● **EXCERPT**:
= = = = = = =
19. Notwithstanding anything in this Agreement to the contrary, the indemnity
provided for herein shall apply to any loss, liability, damage,
deficiency or expense, whether or not the actual amount thereof shall
have been ascertained prior to the final day upon which a claim for
indemnity with respect thereto may be made hereunder, so long as written
notice thereof shall have been given to the Indemnitor prior to said
date, setting forth specifically and in reasonable detail, so far as it
known, the matter as to which indemnification is being sought, but
nothing herein shall be construed to require payment of any claim for
indemnity until the actual amount payable shall have been finally
ascertained.
Page 9
20. Any claim for indemnification as a result of a breach of representation
or warranty contained herein shall be made no later than the date that is
one year following the Closing Date. The aggregate amount payable
pursuant to any claim or claims hereunder shall be limited to the
Purchase Price for the Kinross Shares.
21. If one or more provisions contained herein shall, for any reason, be held
to be invalid, illegal or unenforceable in any respect, such invalidity,
illegality or unenforceability shall not affect any other provision of
this Agreement, but this Agreement shall be construed as if such invalid,
illegal or unenforceable provision or provisions had never been contained
therein.
= = = = = = =
● **MATERIAL PROVIDED**:
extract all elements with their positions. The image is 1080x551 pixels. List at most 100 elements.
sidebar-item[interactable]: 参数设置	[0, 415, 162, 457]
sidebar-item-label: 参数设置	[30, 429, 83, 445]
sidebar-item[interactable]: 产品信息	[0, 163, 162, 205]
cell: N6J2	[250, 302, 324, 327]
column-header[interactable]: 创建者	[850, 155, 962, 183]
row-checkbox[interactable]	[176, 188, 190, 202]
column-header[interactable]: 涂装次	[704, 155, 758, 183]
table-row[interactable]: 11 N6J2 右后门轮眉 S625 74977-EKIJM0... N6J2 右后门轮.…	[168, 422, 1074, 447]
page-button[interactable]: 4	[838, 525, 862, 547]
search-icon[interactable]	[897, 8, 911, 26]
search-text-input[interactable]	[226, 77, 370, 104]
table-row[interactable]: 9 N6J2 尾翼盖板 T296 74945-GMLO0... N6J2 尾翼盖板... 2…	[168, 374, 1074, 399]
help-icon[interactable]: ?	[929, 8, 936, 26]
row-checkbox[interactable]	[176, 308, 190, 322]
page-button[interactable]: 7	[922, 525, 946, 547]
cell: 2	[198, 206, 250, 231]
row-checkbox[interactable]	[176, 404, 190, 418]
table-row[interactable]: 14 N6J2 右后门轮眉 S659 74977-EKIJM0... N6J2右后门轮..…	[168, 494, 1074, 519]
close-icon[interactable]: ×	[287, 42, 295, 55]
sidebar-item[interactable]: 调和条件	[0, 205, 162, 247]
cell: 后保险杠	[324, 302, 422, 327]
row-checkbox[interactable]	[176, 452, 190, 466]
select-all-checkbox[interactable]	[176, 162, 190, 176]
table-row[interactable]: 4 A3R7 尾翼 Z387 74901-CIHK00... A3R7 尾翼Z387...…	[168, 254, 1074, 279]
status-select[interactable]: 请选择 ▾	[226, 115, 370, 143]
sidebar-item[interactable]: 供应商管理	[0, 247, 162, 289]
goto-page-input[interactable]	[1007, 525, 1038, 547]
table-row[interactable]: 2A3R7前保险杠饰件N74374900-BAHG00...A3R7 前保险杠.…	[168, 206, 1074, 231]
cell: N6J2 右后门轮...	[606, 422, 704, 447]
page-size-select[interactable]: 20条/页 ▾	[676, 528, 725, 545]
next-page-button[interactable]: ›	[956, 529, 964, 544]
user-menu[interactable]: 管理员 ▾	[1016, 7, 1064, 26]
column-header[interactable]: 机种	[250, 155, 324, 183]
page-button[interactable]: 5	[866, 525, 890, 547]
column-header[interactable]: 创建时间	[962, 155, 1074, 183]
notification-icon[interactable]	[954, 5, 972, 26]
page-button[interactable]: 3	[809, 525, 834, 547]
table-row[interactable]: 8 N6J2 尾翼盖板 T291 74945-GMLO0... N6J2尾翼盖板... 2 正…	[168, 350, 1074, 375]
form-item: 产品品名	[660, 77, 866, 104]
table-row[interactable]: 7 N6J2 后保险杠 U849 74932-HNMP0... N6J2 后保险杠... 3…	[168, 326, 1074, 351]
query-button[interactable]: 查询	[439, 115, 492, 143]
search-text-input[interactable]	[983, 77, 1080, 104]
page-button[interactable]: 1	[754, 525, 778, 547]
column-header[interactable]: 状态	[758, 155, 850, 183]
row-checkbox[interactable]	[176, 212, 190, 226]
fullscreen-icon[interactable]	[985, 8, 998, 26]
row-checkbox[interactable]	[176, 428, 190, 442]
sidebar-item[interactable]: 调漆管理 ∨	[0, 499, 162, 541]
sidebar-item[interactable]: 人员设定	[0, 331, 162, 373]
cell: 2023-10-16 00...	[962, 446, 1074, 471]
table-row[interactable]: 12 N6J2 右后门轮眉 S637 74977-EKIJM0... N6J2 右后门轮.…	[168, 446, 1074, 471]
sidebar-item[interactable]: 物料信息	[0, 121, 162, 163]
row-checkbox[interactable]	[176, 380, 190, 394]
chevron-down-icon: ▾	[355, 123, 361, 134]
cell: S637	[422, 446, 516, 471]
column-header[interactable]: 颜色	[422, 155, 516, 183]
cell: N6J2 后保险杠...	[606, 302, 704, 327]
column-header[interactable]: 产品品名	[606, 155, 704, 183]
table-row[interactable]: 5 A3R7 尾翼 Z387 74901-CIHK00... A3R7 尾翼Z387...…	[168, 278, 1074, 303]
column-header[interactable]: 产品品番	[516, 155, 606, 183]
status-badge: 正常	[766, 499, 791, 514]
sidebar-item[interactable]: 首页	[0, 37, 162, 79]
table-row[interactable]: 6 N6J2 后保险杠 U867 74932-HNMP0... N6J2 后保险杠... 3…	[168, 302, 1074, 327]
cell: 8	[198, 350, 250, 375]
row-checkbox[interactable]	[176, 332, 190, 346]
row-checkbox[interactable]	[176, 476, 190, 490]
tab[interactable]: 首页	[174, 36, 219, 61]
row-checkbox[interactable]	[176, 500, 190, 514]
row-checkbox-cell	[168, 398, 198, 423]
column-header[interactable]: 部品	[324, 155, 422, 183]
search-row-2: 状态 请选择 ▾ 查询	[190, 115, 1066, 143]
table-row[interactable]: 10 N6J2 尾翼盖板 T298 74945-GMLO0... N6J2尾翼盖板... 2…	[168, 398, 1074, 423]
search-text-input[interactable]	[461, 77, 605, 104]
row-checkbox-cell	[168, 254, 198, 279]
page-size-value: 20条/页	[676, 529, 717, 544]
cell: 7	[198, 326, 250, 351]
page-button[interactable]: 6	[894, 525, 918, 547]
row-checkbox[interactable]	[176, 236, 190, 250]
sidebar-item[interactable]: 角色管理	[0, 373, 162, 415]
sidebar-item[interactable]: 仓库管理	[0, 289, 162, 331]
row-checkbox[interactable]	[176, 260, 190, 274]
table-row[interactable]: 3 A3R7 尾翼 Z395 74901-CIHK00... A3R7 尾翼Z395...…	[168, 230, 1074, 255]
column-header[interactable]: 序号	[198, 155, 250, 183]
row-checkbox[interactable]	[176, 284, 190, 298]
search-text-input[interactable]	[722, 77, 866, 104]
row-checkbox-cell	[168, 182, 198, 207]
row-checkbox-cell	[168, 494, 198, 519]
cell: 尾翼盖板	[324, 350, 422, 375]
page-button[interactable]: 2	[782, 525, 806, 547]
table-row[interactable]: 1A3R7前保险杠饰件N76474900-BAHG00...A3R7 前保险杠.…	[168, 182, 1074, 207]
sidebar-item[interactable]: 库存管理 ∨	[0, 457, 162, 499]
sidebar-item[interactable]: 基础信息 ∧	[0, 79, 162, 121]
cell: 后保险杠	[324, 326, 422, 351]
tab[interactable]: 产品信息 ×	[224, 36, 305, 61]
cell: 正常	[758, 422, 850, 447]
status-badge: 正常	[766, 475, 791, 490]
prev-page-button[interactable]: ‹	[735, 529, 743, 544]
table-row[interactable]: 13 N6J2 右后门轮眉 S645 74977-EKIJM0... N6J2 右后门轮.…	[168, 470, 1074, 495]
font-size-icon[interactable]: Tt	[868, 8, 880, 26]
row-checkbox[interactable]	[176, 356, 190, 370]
= = = = = = =
● **TO DO**:
(A) According to the agreement excerpt, what allows a loss to be covered by the indemnity even if its actual amount has not been determined before the final day for making a claim? Answer in one to three sentences.
(B) Answer these questions from the agreement excerpt:
(i) By what date must a claim for indemnification for a breach of representation or warranty be made?
(ii) What limits the aggregate amount payable on such claims?
(iii) To whom must written notice of a matter be given?
(C) Continue the agreement excerpt from the point where it ends.

● **TASK-BY-TASK RESULTS**:
(A) The indemnity applies whether or not the amount has been ascertained, as long as written notice was given to the Indemnitor before that final day. The notice must set out, specifically and in reasonable detail, the matter for which indemnification is sought. Payment is not required until the actual amount has been finally ascertained.

(B)
(i) No later than one year following the Closing Date.
(ii) The Purchase Price for the Kinross Shares.
(iii) The Indemnitor.

(C)
22. Notwithstanding anything to the contrary herein, if the Closing Date has
not occurred on or prior to August 15, 2001, this Agreement may be
terminated and the transactions contemplated hereby abandoned by either
Kinross or the Vendor upon written notice to the parties hereto.
23. Unless otherwise expressly provided in this Agreement, any notice or
other communication to be given under this Agreement (a "notice") shall
be in writing addressed as follows:
if to Kinross:
Kinross Gold Corporation
52nd Floor, Scotia Plaza
40 King Street West
Toronto, Ontario
M5H 3Y2
Attention: Mr. Robert M. Buchan
Telecopier Number: (416) 363-6622
with a copy to:
Cassels Brock & Blackwell LLP
Barristers & Solicitors
Scotia Plaza, Suite 2100
40 King Street West
Toronto, Ontario M5H 3C2
Attention: Cameron A. Mingay
Telecopier Number: (416) 350-6939
Page 10
or if to the Vendor:
Tell Investments LLC
11 West 42nd Street
New York, NY 10036
Attention: Patrick Schegg
Telecopier Number: (212) 391-7540
or to such other address as any of the parties may
designate by notice given to the others.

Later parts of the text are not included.